WHAT IS NEEDED = Output every line of the material exactly, omitting images.

DATA ROWS =
____
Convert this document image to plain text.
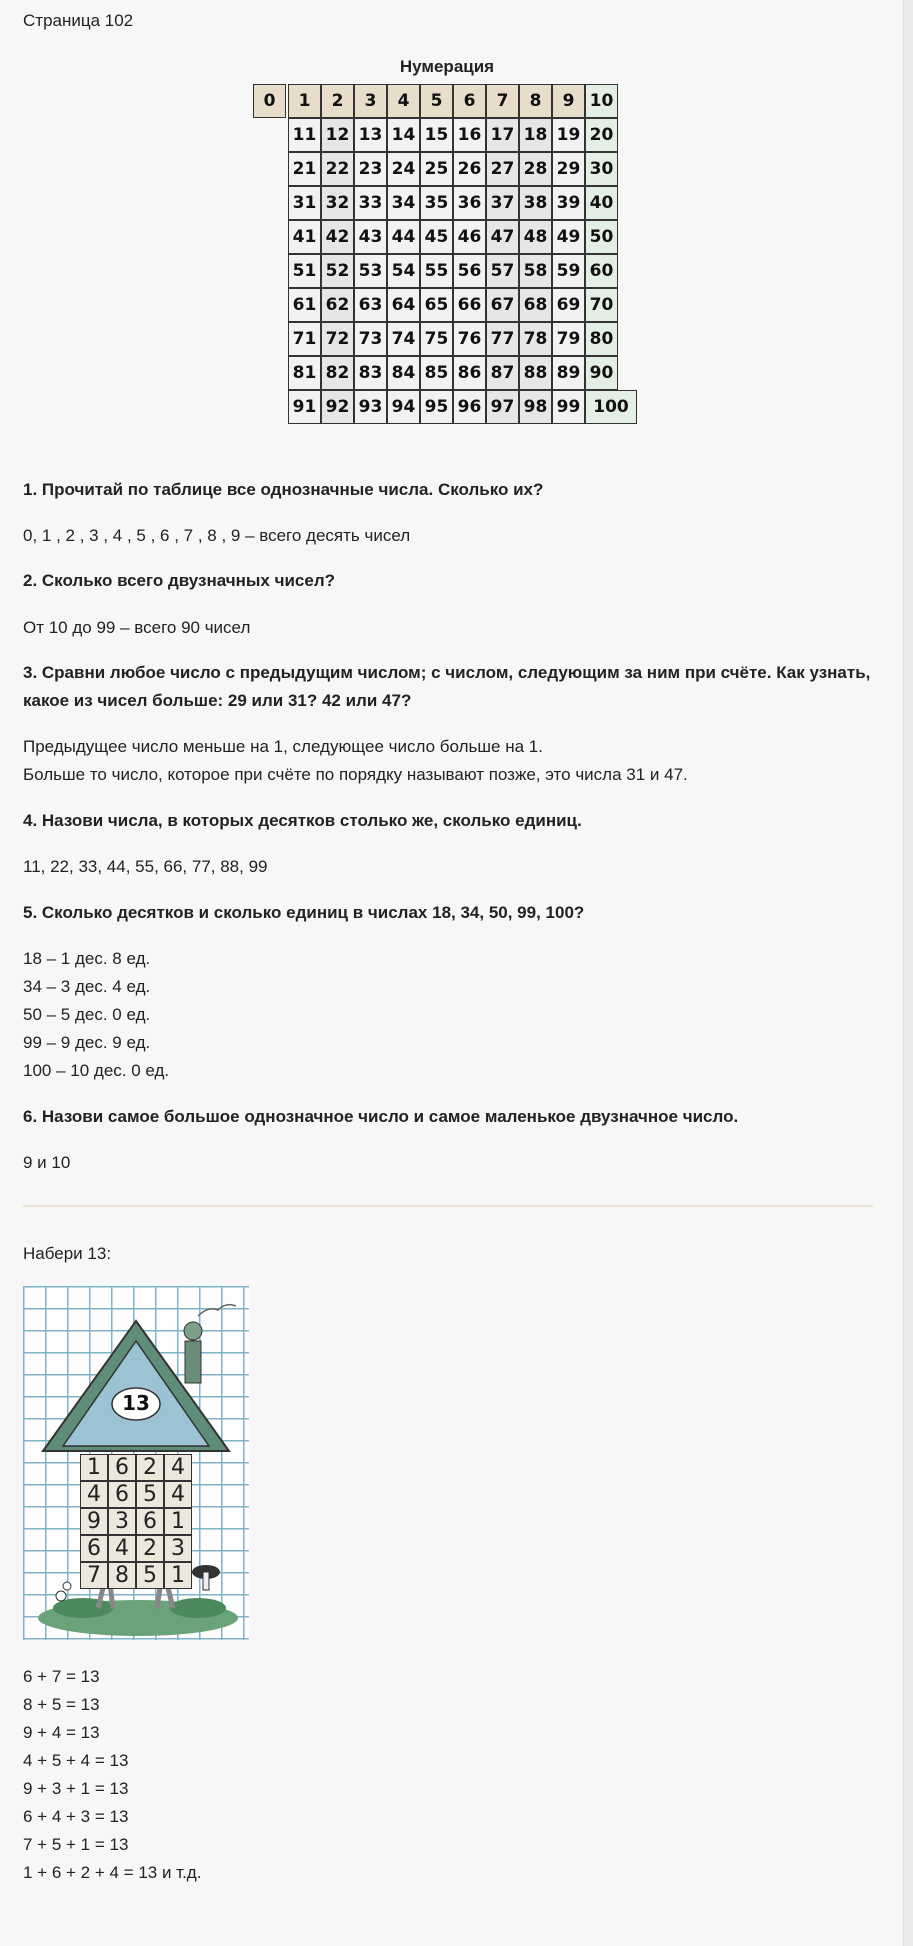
Страница 102
Нумерация
0	1	2	3	4	5	6	7	8	9 10
11 12 13 14 15 16 17 18 19 20
21 22 23 24 25 26 27 28 29 30
31 32 33 34 35 36 37 38 39 40
41 42 43 44 45 46 47 48 49 50
51 52 53 54 55 56 57 58 59 60
61 62 63 64 65 66 67 68 69 70
71 72 73 74 75 76 77 78 79 80
81 82 83 84 85 86 87 88 89 90
91 92 93 94 95 96 97 98 99 100
1. Прочитай по таблице все однозначные числа. Сколько их?
0, 1 , 2 , 3 , 4 , 5 , 6 , 7 , 8 , 9 – всего десять чисел
2. Сколько всего двузначных чисел?
От 10 до 99 – всего 90 чисел
3. Сравни любое число с предыдущим числом; с числом, следующим за ним при счёте. Как узнать, какое из чисел больше: 29 или 31? 42 или 47?
Предыдущее число меньше на 1, следующее число больше на 1.
Больше то число, которое при счёте по порядку называют позже, это числа 31 и 47.
4. Назови числа, в которых десятков столько же, сколько единиц.
11, 22, 33, 44, 55, 66, 77, 88, 99
5. Сколько десятков и сколько единиц в числах 18, 34, 50, 99, 100?
18 – 1 дес. 8 ед.
34 – 3 дес. 4 ед.
50 – 5 дес. 0 ед.
99 – 9 дес. 9 ед.
100 – 10 дес. 0 ед.
6. Назови самое большое однозначное число и самое маленькое двузначное число.
9 и 10
Набери 13:
13
1 6 2 4
4 6 5 4
9 3 6 1
6 4 2 3
7 8 5 1
6 + 7 = 13
8 + 5 = 13
9 + 4 = 13
4 + 5 + 4 = 13
9 + 3 + 1 = 13
6 + 4 + 3 = 13
7 + 5 + 1 = 13
1 + 6 + 2 + 4 = 13 и т.д.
____
EXERCISE RESULT =
Convert this document image to plain text.
Страница 102
Нумерация
0	1	2	3	4	5	6	7	8	9 10
11 12 13 14 15 16 17 18 19 20
21 22 23 24 25 26 27 28 29 30
31 32 33 34 35 36 37 38 39 40
41 42 43 44 45 46 47 48 49 50
51 52 53 54 55 56 57 58 59 60
61 62 63 64 65 66 67 68 69 70
71 72 73 74 75 76 77 78 79 80
81 82 83 84 85 86 87 88 89 90
91 92 93 94 95 96 97 98 99 100
1. Прочитай по таблице все однозначные числа. Сколько их?
0, 1 , 2 , 3 , 4 , 5 , 6 , 7 , 8 , 9 – всего десять чисел
2. Сколько всего двузначных чисел?
От 10 до 99 – всего 90 чисел
3. Сравни любое число с предыдущим числом; с числом, следующим за ним при счёте. Как узнать, какое из чисел больше: 29 или 31? 42 или 47?
Предыдущее число меньше на 1, следующее число больше на 1.
Больше то число, которое при счёте по порядку называют позже, это числа 31 и 47.
4. Назови числа, в которых десятков столько же, сколько единиц.
11, 22, 33, 44, 55, 66, 77, 88, 99
5. Сколько десятков и сколько единиц в числах 18, 34, 50, 99, 100?
18 – 1 дес. 8 ед.
34 – 3 дес. 4 ед.
50 – 5 дес. 0 ед.
99 – 9 дес. 9 ед.
100 – 10 дес. 0 ед.
6. Назови самое большое однозначное число и самое маленькое двузначное число.
9 и 10
Набери 13:
13
1 6 2 4
4 6 5 4
9 3 6 1
6 4 2 3
7 8 5 1
6 + 7 = 13
8 + 5 = 13
9 + 4 = 13
4 + 5 + 4 = 13
9 + 3 + 1 = 13
6 + 4 + 3 = 13
7 + 5 + 1 = 13
1 + 6 + 2 + 4 = 13 и т.д.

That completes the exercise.